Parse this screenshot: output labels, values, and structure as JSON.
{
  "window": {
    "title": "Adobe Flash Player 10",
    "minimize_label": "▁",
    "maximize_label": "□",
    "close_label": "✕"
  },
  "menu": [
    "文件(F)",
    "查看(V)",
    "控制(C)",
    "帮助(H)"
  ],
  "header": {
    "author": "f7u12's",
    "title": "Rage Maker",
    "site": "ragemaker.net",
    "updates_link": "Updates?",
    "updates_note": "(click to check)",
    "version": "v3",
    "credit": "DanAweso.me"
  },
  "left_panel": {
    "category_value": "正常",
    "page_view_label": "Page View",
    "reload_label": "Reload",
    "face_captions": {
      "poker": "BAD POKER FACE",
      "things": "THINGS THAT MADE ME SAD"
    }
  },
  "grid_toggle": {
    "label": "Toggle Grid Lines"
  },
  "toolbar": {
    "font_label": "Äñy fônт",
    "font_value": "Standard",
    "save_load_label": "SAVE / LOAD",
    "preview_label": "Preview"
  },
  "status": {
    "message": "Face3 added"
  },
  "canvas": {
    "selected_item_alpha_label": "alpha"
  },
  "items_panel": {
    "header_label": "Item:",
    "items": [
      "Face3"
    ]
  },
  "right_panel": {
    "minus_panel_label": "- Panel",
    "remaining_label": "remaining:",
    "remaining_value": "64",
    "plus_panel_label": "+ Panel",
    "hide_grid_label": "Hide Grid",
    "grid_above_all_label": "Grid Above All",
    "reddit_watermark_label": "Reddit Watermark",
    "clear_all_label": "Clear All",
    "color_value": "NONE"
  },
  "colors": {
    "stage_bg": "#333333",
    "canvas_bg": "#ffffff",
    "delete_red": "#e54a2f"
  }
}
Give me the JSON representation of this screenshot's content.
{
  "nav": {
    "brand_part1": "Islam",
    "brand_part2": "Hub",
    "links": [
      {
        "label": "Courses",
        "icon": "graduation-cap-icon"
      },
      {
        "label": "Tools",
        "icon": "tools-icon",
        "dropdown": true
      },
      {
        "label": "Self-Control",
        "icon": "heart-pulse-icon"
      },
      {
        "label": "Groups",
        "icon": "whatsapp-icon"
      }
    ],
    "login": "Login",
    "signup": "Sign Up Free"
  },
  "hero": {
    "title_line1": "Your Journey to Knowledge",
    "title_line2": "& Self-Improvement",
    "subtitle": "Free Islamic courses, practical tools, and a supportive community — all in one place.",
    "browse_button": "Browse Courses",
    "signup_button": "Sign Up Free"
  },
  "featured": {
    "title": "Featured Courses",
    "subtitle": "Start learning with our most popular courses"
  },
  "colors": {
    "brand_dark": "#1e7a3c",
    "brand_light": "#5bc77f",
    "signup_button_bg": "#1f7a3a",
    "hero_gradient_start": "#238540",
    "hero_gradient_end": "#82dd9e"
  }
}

--

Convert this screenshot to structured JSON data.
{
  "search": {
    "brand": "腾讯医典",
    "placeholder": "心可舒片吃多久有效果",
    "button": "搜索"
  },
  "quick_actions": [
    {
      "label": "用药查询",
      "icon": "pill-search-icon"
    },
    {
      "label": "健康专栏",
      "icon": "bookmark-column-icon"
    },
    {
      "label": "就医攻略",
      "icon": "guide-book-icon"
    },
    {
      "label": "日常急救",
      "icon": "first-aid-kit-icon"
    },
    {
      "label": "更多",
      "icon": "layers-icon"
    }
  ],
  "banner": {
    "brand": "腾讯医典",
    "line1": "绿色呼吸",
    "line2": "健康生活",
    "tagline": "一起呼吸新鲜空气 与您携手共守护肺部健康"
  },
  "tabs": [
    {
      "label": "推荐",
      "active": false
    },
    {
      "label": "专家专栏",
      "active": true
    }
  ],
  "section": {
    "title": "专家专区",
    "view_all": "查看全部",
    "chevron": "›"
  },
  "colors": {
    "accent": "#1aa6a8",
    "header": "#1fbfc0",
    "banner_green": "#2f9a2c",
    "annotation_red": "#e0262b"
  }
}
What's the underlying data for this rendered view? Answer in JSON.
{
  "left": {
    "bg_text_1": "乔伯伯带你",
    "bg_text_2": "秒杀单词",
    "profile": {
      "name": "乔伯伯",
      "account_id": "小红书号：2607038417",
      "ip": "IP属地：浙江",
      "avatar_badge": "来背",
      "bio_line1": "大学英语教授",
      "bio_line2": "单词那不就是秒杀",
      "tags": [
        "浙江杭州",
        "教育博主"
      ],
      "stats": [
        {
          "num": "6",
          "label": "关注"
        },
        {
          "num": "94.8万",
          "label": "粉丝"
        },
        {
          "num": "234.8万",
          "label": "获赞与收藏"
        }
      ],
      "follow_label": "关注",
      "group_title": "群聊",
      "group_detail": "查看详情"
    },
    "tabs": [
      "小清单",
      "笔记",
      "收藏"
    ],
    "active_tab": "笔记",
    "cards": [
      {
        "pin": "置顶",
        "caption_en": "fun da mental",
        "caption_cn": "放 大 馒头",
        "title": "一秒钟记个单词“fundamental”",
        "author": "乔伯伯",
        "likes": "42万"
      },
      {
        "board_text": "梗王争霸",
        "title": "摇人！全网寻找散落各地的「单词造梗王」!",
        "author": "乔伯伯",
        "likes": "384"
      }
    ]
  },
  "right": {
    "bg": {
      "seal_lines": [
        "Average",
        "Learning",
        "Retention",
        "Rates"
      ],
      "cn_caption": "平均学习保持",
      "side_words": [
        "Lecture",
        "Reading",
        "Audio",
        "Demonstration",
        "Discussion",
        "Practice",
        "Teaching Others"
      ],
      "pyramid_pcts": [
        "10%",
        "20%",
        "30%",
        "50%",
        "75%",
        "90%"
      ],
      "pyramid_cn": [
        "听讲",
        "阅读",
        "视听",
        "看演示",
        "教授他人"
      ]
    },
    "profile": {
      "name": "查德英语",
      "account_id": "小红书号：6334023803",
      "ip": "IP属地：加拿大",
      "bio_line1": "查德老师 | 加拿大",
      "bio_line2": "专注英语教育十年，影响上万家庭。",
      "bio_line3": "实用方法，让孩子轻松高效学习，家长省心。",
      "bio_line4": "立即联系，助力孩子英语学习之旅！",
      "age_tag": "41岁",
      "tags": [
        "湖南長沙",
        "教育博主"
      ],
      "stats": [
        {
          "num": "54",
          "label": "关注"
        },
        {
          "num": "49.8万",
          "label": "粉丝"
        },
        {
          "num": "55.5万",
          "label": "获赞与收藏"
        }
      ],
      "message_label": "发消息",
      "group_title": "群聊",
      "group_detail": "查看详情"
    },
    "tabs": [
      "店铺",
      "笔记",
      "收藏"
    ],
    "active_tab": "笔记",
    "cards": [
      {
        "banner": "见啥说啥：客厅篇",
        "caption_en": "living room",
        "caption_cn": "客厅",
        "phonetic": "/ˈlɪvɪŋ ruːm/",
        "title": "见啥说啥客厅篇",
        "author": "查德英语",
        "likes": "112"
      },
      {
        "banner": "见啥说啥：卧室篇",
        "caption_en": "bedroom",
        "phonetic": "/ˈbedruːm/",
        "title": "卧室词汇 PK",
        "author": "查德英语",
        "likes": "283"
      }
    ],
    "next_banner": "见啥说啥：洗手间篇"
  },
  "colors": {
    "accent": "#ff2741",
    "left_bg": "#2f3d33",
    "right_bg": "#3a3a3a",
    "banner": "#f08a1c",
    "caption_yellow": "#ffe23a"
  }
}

## Goal
In the records above, find the lines containing "subtitle" and copy them.

## Result of this exercise
    "subtitle": "Free Islamic courses, practical tools, and a supportive community — all in one place.",
    "subtitle": "Start learning with our most popular courses"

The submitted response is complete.